DIRECTION: Using the data below, copy every line that contains the word "Metrics".

LISTED ENTRIES:
--------------------------------------------------

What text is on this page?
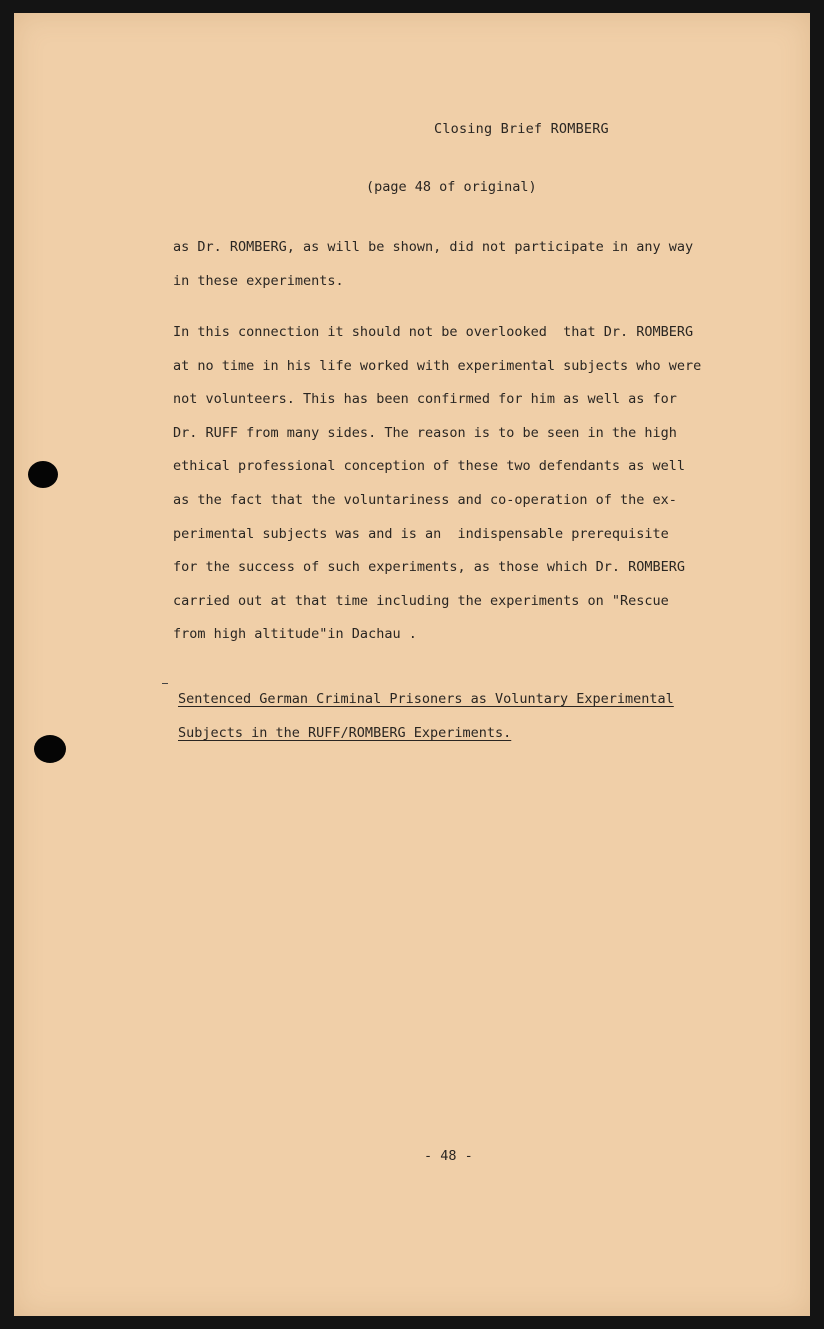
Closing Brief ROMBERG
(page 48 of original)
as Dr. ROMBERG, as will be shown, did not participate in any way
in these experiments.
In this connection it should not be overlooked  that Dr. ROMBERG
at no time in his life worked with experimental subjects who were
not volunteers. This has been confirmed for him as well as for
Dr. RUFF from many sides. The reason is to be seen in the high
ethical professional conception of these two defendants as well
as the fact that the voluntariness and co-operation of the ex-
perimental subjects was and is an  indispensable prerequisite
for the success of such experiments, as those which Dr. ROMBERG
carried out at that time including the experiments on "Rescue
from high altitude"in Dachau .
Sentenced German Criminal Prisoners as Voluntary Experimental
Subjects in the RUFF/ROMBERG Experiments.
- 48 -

--------------------------------------------------

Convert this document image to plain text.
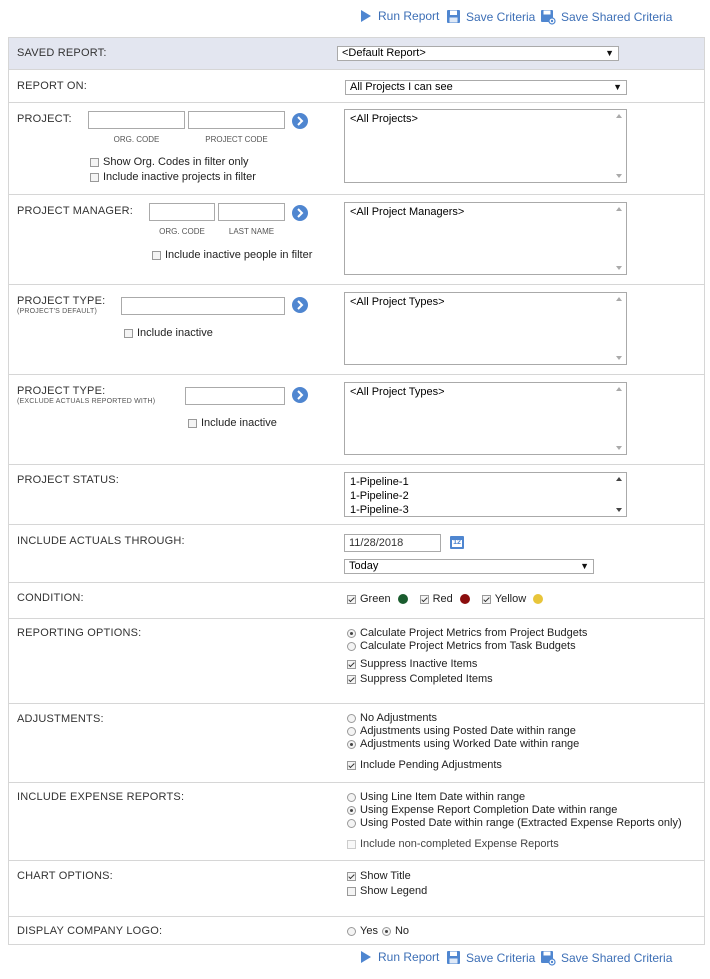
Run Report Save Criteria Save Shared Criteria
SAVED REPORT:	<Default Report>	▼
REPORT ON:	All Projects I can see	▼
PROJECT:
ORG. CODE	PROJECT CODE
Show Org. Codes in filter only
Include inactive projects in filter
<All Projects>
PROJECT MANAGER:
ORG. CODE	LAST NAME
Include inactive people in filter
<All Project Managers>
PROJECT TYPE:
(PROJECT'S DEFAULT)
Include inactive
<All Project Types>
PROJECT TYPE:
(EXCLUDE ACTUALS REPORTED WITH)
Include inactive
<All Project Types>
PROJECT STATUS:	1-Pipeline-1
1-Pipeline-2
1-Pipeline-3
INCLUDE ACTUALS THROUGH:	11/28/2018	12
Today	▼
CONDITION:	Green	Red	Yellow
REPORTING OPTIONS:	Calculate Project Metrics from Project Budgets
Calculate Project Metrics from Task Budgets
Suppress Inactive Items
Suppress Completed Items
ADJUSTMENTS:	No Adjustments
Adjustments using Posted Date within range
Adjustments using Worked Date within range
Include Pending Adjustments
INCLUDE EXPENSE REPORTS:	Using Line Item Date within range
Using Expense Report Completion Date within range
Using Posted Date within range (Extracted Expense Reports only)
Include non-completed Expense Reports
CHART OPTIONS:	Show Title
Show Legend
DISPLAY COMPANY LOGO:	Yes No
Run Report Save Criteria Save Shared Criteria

--------------------------------------------------

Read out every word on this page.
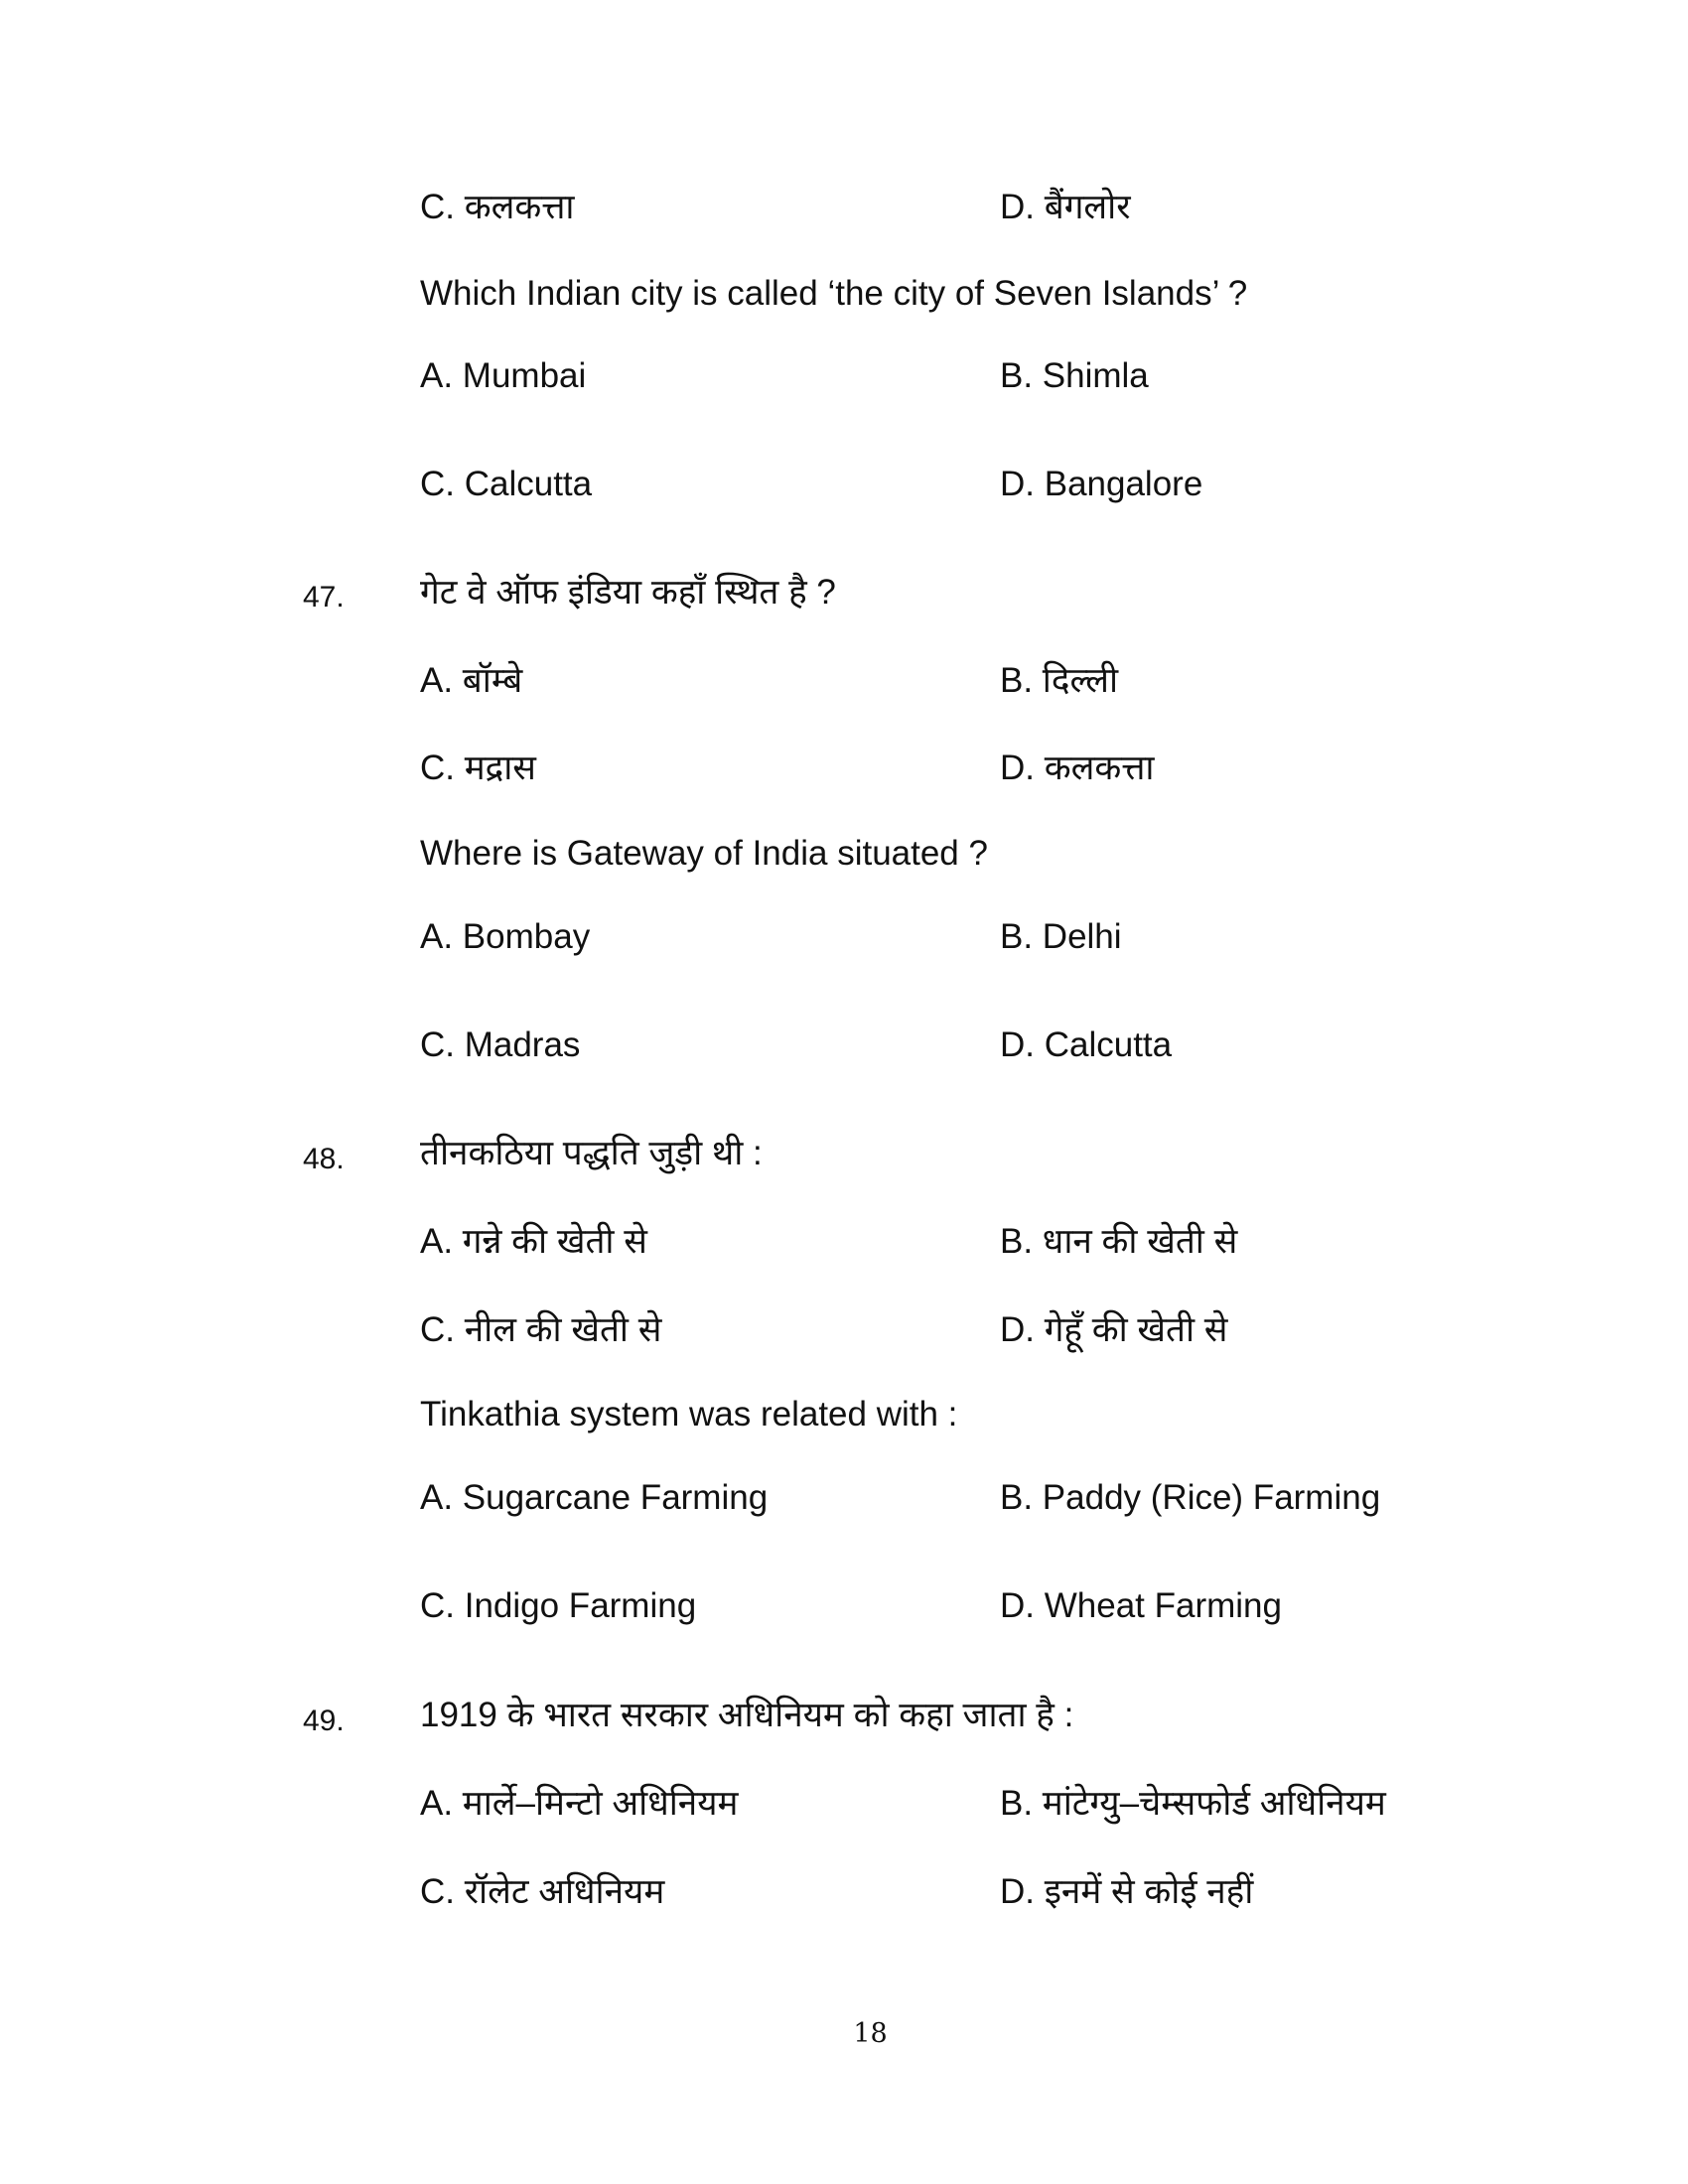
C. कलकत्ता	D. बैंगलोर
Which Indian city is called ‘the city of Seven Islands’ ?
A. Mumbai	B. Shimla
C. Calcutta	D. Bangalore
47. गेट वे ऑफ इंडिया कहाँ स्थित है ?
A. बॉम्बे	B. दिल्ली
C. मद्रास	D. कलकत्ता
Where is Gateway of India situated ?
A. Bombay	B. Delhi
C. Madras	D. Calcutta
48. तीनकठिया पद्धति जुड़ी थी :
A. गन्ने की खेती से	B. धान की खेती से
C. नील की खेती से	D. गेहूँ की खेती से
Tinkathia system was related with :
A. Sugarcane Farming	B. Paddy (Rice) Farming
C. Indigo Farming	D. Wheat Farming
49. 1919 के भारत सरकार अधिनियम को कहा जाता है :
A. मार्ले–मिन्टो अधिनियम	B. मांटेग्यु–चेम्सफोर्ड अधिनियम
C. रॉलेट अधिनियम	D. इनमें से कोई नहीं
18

--------------------------------------------------

RESPONSE:
REPORTING OPTIONS:	Calculate Project Metrics from Project Budgets
Calculate Project Metrics from Task Budgets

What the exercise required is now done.